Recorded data
---+---

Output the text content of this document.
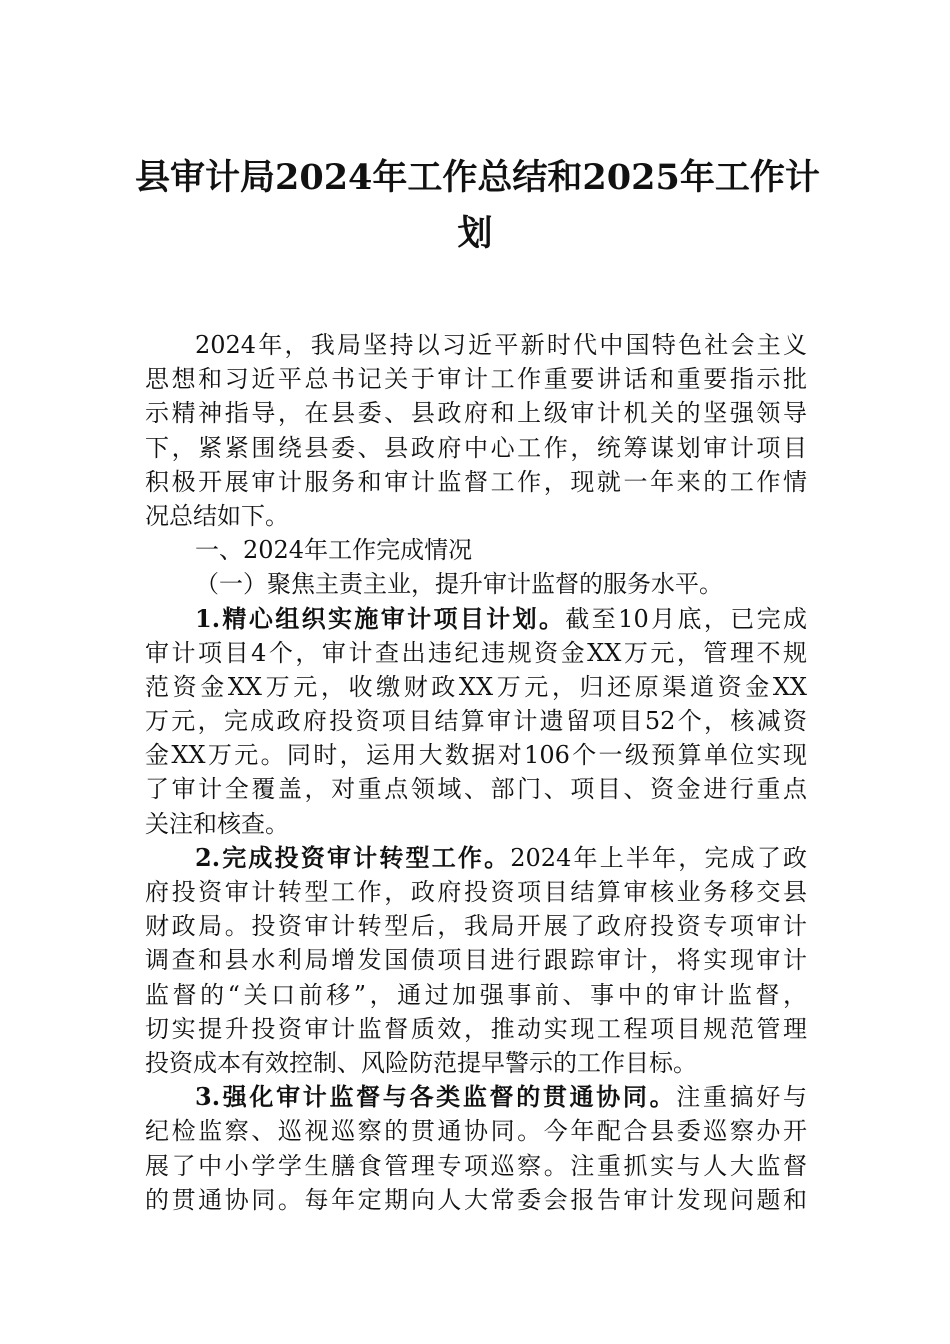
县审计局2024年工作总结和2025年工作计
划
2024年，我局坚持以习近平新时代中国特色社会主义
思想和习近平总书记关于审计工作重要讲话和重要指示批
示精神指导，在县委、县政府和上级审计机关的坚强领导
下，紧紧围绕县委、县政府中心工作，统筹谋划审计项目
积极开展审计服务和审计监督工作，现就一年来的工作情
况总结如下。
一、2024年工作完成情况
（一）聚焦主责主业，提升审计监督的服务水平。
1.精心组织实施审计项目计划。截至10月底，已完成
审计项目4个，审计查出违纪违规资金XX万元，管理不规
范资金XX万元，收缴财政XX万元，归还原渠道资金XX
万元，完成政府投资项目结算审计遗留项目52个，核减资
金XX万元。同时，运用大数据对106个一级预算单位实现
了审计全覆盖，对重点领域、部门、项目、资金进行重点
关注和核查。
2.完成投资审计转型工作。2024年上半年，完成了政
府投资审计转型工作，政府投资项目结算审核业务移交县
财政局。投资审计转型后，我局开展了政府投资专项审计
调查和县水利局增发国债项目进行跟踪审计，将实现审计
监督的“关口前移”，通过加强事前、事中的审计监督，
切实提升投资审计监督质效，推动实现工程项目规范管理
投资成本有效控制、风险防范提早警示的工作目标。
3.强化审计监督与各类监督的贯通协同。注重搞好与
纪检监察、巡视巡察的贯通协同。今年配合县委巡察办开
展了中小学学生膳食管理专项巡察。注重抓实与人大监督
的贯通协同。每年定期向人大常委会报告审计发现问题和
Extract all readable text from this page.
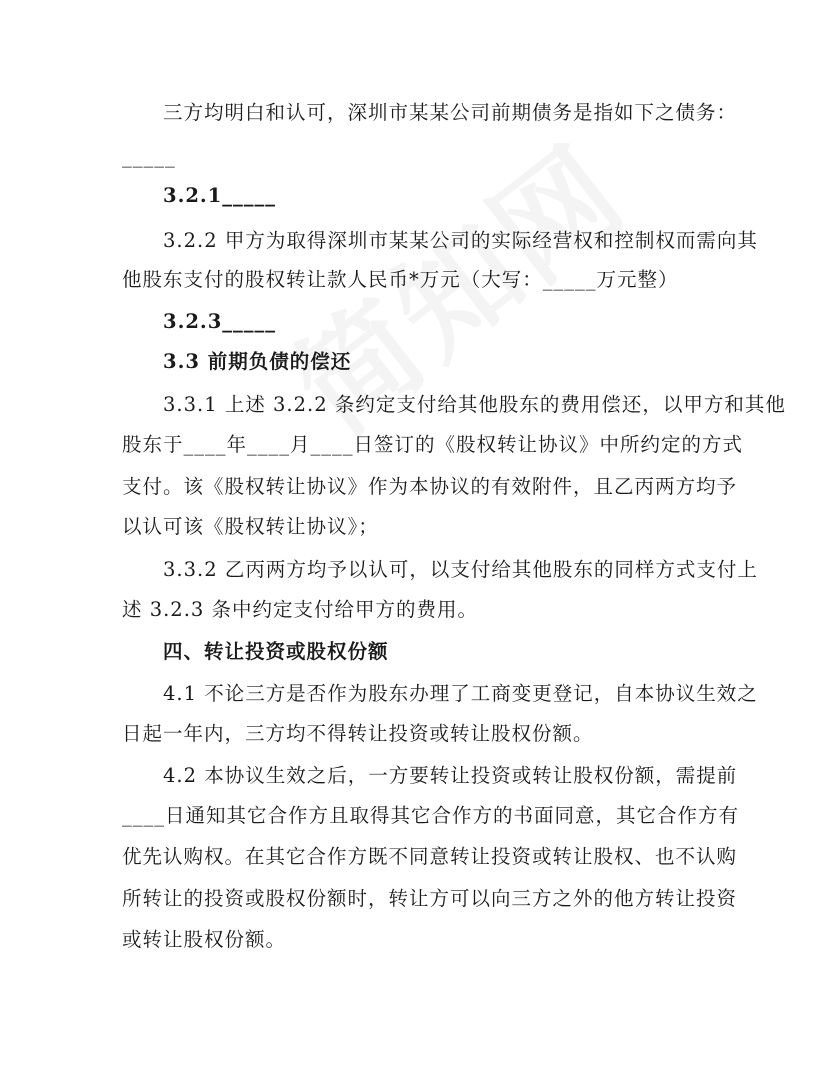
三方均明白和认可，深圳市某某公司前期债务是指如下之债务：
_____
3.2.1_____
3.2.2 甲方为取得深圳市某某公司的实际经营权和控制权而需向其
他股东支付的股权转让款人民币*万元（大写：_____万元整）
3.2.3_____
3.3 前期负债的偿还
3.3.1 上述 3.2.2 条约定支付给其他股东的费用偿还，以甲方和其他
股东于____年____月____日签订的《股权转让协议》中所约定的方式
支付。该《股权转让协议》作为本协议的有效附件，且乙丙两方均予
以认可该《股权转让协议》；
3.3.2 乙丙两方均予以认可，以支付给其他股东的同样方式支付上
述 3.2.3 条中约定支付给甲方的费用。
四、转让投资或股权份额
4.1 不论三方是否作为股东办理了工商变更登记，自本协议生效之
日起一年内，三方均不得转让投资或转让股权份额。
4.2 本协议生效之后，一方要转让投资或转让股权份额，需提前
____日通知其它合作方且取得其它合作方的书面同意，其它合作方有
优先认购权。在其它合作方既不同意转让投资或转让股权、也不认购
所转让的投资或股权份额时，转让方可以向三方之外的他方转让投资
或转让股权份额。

---+---

[Set exercise]
From the data above, show each line that contains "text".

[Answer to the exercise]
Output the text content of this document.
Extract all readable text from this page.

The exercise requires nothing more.